Task directions: Repeat the material below exactly, with no pictures.

Records shown:
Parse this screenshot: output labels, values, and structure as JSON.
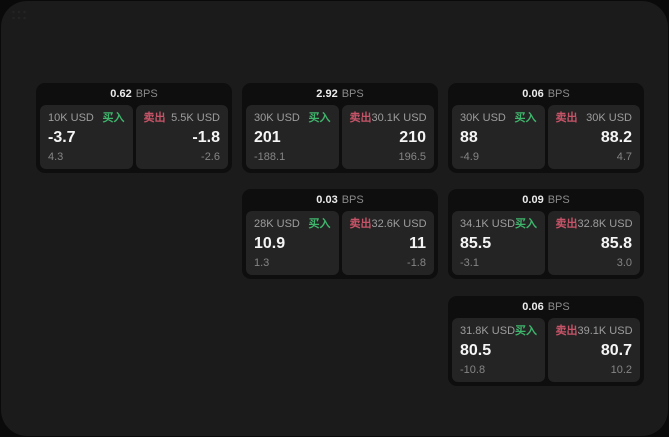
{
  "labels": {
    "bps_unit": "BPS",
    "buy": "买入",
    "sell": "卖出"
  },
  "colors": {
    "buy_green": "#3fb56c",
    "sell_red": "#c65468",
    "surface": "#1b1b1b",
    "card_bg": "#0e0e0e",
    "panel_bg": "#242424"
  },
  "cards": [
    {
      "col": 1,
      "row": 1,
      "bps": "0.62",
      "buy": {
        "amount": "10K USD",
        "value": "-3.7",
        "delta": "4.3"
      },
      "sell": {
        "amount": "5.5K USD",
        "value": "-1.8",
        "delta": "-2.6"
      }
    },
    {
      "col": 2,
      "row": 1,
      "bps": "2.92",
      "buy": {
        "amount": "30K USD",
        "value": "201",
        "delta": "-188.1"
      },
      "sell": {
        "amount": "30.1K USD",
        "value": "210",
        "delta": "196.5"
      }
    },
    {
      "col": 3,
      "row": 1,
      "bps": "0.06",
      "buy": {
        "amount": "30K USD",
        "value": "88",
        "delta": "-4.9"
      },
      "sell": {
        "amount": "30K USD",
        "value": "88.2",
        "delta": "4.7"
      }
    },
    {
      "col": 2,
      "row": 2,
      "bps": "0.03",
      "buy": {
        "amount": "28K USD",
        "value": "10.9",
        "delta": "1.3"
      },
      "sell": {
        "amount": "32.6K USD",
        "value": "11",
        "delta": "-1.8"
      }
    },
    {
      "col": 3,
      "row": 2,
      "bps": "0.09",
      "buy": {
        "amount": "34.1K USD",
        "value": "85.5",
        "delta": "-3.1"
      },
      "sell": {
        "amount": "32.8K USD",
        "value": "85.8",
        "delta": "3.0"
      }
    },
    {
      "col": 3,
      "row": 3,
      "bps": "0.06",
      "buy": {
        "amount": "31.8K USD",
        "value": "80.5",
        "delta": "-10.8"
      },
      "sell": {
        "amount": "39.1K USD",
        "value": "80.7",
        "delta": "10.2"
      }
    }
  ]
}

Full response:
Parse this screenshot: output labels, values, and structure as JSON.
{
  "labels": {
    "bps_unit": "BPS",
    "buy": "买入",
    "sell": "卖出"
  },
  "colors": {
    "buy_green": "#3fb56c",
    "sell_red": "#c65468",
    "surface": "#1b1b1b",
    "card_bg": "#0e0e0e",
    "panel_bg": "#242424"
  },
  "cards": [
    {
      "col": 1,
      "row": 1,
      "bps": "0.62",
      "buy": {
        "amount": "10K USD",
        "value": "-3.7",
        "delta": "4.3"
      },
      "sell": {
        "amount": "5.5K USD",
        "value": "-1.8",
        "delta": "-2.6"
      }
    },
    {
      "col": 2,
      "row": 1,
      "bps": "2.92",
      "buy": {
        "amount": "30K USD",
        "value": "201",
        "delta": "-188.1"
      },
      "sell": {
        "amount": "30.1K USD",
        "value": "210",
        "delta": "196.5"
      }
    },
    {
      "col": 3,
      "row": 1,
      "bps": "0.06",
      "buy": {
        "amount": "30K USD",
        "value": "88",
        "delta": "-4.9"
      },
      "sell": {
        "amount": "30K USD",
        "value": "88.2",
        "delta": "4.7"
      }
    },
    {
      "col": 2,
      "row": 2,
      "bps": "0.03",
      "buy": {
        "amount": "28K USD",
        "value": "10.9",
        "delta": "1.3"
      },
      "sell": {
        "amount": "32.6K USD",
        "value": "11",
        "delta": "-1.8"
      }
    },
    {
      "col": 3,
      "row": 2,
      "bps": "0.09",
      "buy": {
        "amount": "34.1K USD",
        "value": "85.5",
        "delta": "-3.1"
      },
      "sell": {
        "amount": "32.8K USD",
        "value": "85.8",
        "delta": "3.0"
      }
    },
    {
      "col": 3,
      "row": 3,
      "bps": "0.06",
      "buy": {
        "amount": "31.8K USD",
        "value": "80.5",
        "delta": "-10.8"
      },
      "sell": {
        "amount": "39.1K USD",
        "value": "80.7",
        "delta": "10.2"
      }
    }
  ]
}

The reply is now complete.